# start of RECORD EXCERPTS

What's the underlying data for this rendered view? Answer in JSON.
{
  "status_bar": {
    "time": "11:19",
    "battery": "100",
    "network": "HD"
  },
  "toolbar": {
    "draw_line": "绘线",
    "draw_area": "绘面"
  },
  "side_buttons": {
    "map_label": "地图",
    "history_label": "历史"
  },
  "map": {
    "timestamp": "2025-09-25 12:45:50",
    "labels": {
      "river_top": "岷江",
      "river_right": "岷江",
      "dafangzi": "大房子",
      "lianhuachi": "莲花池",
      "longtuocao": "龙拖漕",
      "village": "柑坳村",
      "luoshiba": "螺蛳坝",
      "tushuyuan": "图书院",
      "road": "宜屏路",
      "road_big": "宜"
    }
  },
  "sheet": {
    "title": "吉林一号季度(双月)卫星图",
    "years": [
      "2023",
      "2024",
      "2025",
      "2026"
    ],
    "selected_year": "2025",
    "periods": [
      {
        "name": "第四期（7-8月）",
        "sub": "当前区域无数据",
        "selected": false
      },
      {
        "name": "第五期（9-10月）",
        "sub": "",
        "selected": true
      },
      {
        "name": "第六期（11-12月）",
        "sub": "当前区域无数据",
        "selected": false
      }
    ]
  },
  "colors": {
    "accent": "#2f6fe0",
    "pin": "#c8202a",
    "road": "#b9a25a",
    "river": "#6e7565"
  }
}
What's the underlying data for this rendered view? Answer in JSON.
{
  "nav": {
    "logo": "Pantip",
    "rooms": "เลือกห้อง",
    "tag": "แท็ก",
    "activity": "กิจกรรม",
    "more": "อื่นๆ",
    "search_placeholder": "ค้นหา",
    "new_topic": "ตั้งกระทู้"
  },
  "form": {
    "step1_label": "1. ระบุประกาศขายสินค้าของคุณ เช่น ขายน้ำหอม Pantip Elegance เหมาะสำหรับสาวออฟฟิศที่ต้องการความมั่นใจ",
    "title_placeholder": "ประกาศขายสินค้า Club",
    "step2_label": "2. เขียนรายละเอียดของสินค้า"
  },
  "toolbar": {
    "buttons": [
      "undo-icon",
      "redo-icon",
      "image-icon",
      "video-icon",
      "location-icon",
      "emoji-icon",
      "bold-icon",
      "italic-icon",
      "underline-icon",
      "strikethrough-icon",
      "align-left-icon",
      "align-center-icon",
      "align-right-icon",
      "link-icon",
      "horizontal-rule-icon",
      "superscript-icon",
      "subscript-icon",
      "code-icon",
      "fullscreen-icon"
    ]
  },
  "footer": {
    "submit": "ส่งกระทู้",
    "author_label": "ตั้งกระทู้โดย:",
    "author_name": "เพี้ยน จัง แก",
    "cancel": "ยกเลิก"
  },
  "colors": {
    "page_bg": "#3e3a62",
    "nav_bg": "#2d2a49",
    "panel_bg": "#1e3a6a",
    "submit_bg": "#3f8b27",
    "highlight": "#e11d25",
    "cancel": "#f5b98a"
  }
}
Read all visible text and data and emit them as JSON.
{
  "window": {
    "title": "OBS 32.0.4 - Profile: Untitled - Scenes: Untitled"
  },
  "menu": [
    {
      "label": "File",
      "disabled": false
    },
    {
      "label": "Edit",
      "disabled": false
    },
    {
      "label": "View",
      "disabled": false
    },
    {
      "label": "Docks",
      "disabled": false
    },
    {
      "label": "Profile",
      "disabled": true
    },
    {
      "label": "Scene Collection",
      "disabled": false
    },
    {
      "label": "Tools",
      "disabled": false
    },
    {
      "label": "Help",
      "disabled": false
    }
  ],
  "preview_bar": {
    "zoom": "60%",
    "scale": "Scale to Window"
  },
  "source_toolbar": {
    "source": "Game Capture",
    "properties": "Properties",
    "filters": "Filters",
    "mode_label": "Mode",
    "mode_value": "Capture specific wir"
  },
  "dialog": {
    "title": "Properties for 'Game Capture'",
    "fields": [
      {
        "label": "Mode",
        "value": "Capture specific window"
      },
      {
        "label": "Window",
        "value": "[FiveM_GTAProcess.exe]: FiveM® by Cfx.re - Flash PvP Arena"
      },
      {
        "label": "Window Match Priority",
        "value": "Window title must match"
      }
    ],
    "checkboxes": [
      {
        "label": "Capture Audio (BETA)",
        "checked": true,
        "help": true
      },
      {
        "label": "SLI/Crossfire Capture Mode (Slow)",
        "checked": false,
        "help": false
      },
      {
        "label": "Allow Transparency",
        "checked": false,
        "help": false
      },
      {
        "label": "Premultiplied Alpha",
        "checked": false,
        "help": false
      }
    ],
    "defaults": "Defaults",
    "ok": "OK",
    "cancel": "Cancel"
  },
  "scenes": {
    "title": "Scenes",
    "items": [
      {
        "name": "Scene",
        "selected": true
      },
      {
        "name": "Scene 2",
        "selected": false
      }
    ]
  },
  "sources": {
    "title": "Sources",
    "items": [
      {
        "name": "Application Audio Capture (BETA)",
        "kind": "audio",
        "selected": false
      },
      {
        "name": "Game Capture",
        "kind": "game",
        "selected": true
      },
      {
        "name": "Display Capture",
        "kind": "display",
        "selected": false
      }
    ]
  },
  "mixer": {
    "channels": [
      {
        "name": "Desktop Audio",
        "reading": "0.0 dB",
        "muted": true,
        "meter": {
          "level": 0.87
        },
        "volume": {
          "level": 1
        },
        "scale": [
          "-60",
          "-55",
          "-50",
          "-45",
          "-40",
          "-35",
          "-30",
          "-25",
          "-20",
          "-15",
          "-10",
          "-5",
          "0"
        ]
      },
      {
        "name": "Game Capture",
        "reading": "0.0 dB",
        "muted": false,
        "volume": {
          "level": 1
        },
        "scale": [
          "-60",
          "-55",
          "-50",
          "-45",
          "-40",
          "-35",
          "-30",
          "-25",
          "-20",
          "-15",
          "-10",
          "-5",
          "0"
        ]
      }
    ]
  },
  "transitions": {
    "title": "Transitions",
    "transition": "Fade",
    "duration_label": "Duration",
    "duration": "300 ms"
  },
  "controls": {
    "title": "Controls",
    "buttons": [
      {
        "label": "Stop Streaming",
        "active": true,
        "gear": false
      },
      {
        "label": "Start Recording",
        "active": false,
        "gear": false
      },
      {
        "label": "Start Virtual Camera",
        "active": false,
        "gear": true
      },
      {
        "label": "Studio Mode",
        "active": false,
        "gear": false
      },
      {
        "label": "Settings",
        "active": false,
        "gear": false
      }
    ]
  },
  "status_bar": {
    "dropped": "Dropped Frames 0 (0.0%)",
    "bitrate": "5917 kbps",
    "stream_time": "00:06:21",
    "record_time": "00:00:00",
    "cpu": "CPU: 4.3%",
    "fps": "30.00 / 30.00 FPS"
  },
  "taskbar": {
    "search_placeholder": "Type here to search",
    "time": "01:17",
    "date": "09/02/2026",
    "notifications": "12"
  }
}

# end of RECORD EXCERPTS

[WHAT YOU WILL DO]: Take the records above and return them exactly as written.

[PROBLEM SOLUTION]:
What's the underlying data for this rendered view? Answer in JSON.
{
  "status_bar": {
    "time": "11:19",
    "battery": "100",
    "network": "HD"
  },
  "toolbar": {
    "draw_line": "绘线",
    "draw_area": "绘面"
  },
  "side_buttons": {
    "map_label": "地图",
    "history_label": "历史"
  },
  "map": {
    "timestamp": "2025-09-25 12:45:50",
    "labels": {
      "river_top": "岷江",
      "river_right": "岷江",
      "dafangzi": "大房子",
      "lianhuachi": "莲花池",
      "longtuocao": "龙拖漕",
      "village": "柑坳村",
      "luoshiba": "螺蛳坝",
      "tushuyuan": "图书院",
      "road": "宜屏路",
      "road_big": "宜"
    }
  },
  "sheet": {
    "title": "吉林一号季度(双月)卫星图",
    "years": [
      "2023",
      "2024",
      "2025",
      "2026"
    ],
    "selected_year": "2025",
    "periods": [
      {
        "name": "第四期（7-8月）",
        "sub": "当前区域无数据",
        "selected": false
      },
      {
        "name": "第五期（9-10月）",
        "sub": "",
        "selected": true
      },
      {
        "name": "第六期（11-12月）",
        "sub": "当前区域无数据",
        "selected": false
      }
    ]
  },
  "colors": {
    "accent": "#2f6fe0",
    "pin": "#c8202a",
    "road": "#b9a25a",
    "river": "#6e7565"
  }
}
What's the underlying data for this rendered view? Answer in JSON.
{
  "nav": {
    "logo": "Pantip",
    "rooms": "เลือกห้อง",
    "tag": "แท็ก",
    "activity": "กิจกรรม",
    "more": "อื่นๆ",
    "search_placeholder": "ค้นหา",
    "new_topic": "ตั้งกระทู้"
  },
  "form": {
    "step1_label": "1. ระบุประกาศขายสินค้าของคุณ เช่น ขายน้ำหอม Pantip Elegance เหมาะสำหรับสาวออฟฟิศที่ต้องการความมั่นใจ",
    "title_placeholder": "ประกาศขายสินค้า Club",
    "step2_label": "2. เขียนรายละเอียดของสินค้า"
  },
  "toolbar": {
    "buttons": [
      "undo-icon",
      "redo-icon",
      "image-icon",
      "video-icon",
      "location-icon",
      "emoji-icon",
      "bold-icon",
      "italic-icon",
      "underline-icon",
      "strikethrough-icon",
      "align-left-icon",
      "align-center-icon",
      "align-right-icon",
      "link-icon",
      "horizontal-rule-icon",
      "superscript-icon",
      "subscript-icon",
      "code-icon",
      "fullscreen-icon"
    ]
  },
  "footer": {
    "submit": "ส่งกระทู้",
    "author_label": "ตั้งกระทู้โดย:",
    "author_name": "เพี้ยน จัง แก",
    "cancel": "ยกเลิก"
  },
  "colors": {
    "page_bg": "#3e3a62",
    "nav_bg": "#2d2a49",
    "panel_bg": "#1e3a6a",
    "submit_bg": "#3f8b27",
    "highlight": "#e11d25",
    "cancel": "#f5b98a"
  }
}
Read all visible text and data and emit them as JSON.
{
  "window": {
    "title": "OBS 32.0.4 - Profile: Untitled - Scenes: Untitled"
  },
  "menu": [
    {
      "label": "File",
      "disabled": false
    },
    {
      "label": "Edit",
      "disabled": false
    },
    {
      "label": "View",
      "disabled": false
    },
    {
      "label": "Docks",
      "disabled": false
    },
    {
      "label": "Profile",
      "disabled": true
    },
    {
      "label": "Scene Collection",
      "disabled": false
    },
    {
      "label": "Tools",
      "disabled": false
    },
    {
      "label": "Help",
      "disabled": false
    }
  ],
  "preview_bar": {
    "zoom": "60%",
    "scale": "Scale to Window"
  },
  "source_toolbar": {
    "source": "Game Capture",
    "properties": "Properties",
    "filters": "Filters",
    "mode_label": "Mode",
    "mode_value": "Capture specific wir"
  },
  "dialog": {
    "title": "Properties for 'Game Capture'",
    "fields": [
      {
        "label": "Mode",
        "value": "Capture specific window"
      },
      {
        "label": "Window",
        "value": "[FiveM_GTAProcess.exe]: FiveM® by Cfx.re - Flash PvP Arena"
      },
      {
        "label": "Window Match Priority",
        "value": "Window title must match"
      }
    ],
    "checkboxes": [
      {
        "label": "Capture Audio (BETA)",
        "checked": true,
        "help": true
      },
      {
        "label": "SLI/Crossfire Capture Mode (Slow)",
        "checked": false,
        "help": false
      },
      {
        "label": "Allow Transparency",
        "checked": false,
        "help": false
      },
      {
        "label": "Premultiplied Alpha",
        "checked": false,
        "help": false
      }
    ],
    "defaults": "Defaults",
    "ok": "OK",
    "cancel": "Cancel"
  },
  "scenes": {
    "title": "Scenes",
    "items": [
      {
        "name": "Scene",
        "selected": true
      },
      {
        "name": "Scene 2",
        "selected": false
      }
    ]
  },
  "sources": {
    "title": "Sources",
    "items": [
      {
        "name": "Application Audio Capture (BETA)",
        "kind": "audio",
        "selected": false
      },
      {
        "name": "Game Capture",
        "kind": "game",
        "selected": true
      },
      {
        "name": "Display Capture",
        "kind": "display",
        "selected": false
      }
    ]
  },
  "mixer": {
    "channels": [
      {
        "name": "Desktop Audio",
        "reading": "0.0 dB",
        "muted": true,
        "meter": {
          "level": 0.87
        },
        "volume": {
          "level": 1
        },
        "scale": [
          "-60",
          "-55",
          "-50",
          "-45",
          "-40",
          "-35",
          "-30",
          "-25",
          "-20",
          "-15",
          "-10",
          "-5",
          "0"
        ]
      },
      {
        "name": "Game Capture",
        "reading": "0.0 dB",
        "muted": false,
        "volume": {
          "level": 1
        },
        "scale": [
          "-60",
          "-55",
          "-50",
          "-45",
          "-40",
          "-35",
          "-30",
          "-25",
          "-20",
          "-15",
          "-10",
          "-5",
          "0"
        ]
      }
    ]
  },
  "transitions": {
    "title": "Transitions",
    "transition": "Fade",
    "duration_label": "Duration",
    "duration": "300 ms"
  },
  "controls": {
    "title": "Controls",
    "buttons": [
      {
        "label": "Stop Streaming",
        "active": true,
        "gear": false
      },
      {
        "label": "Start Recording",
        "active": false,
        "gear": false
      },
      {
        "label": "Start Virtual Camera",
        "active": false,
        "gear": true
      },
      {
        "label": "Studio Mode",
        "active": false,
        "gear": false
      },
      {
        "label": "Settings",
        "active": false,
        "gear": false
      }
    ]
  },
  "status_bar": {
    "dropped": "Dropped Frames 0 (0.0%)",
    "bitrate": "5917 kbps",
    "stream_time": "00:06:21",
    "record_time": "00:00:00",
    "cpu": "CPU: 4.3%",
    "fps": "30.00 / 30.00 FPS"
  },
  "taskbar": {
    "search_placeholder": "Type here to search",
    "time": "01:17",
    "date": "09/02/2026",
    "notifications": "12"
  }
}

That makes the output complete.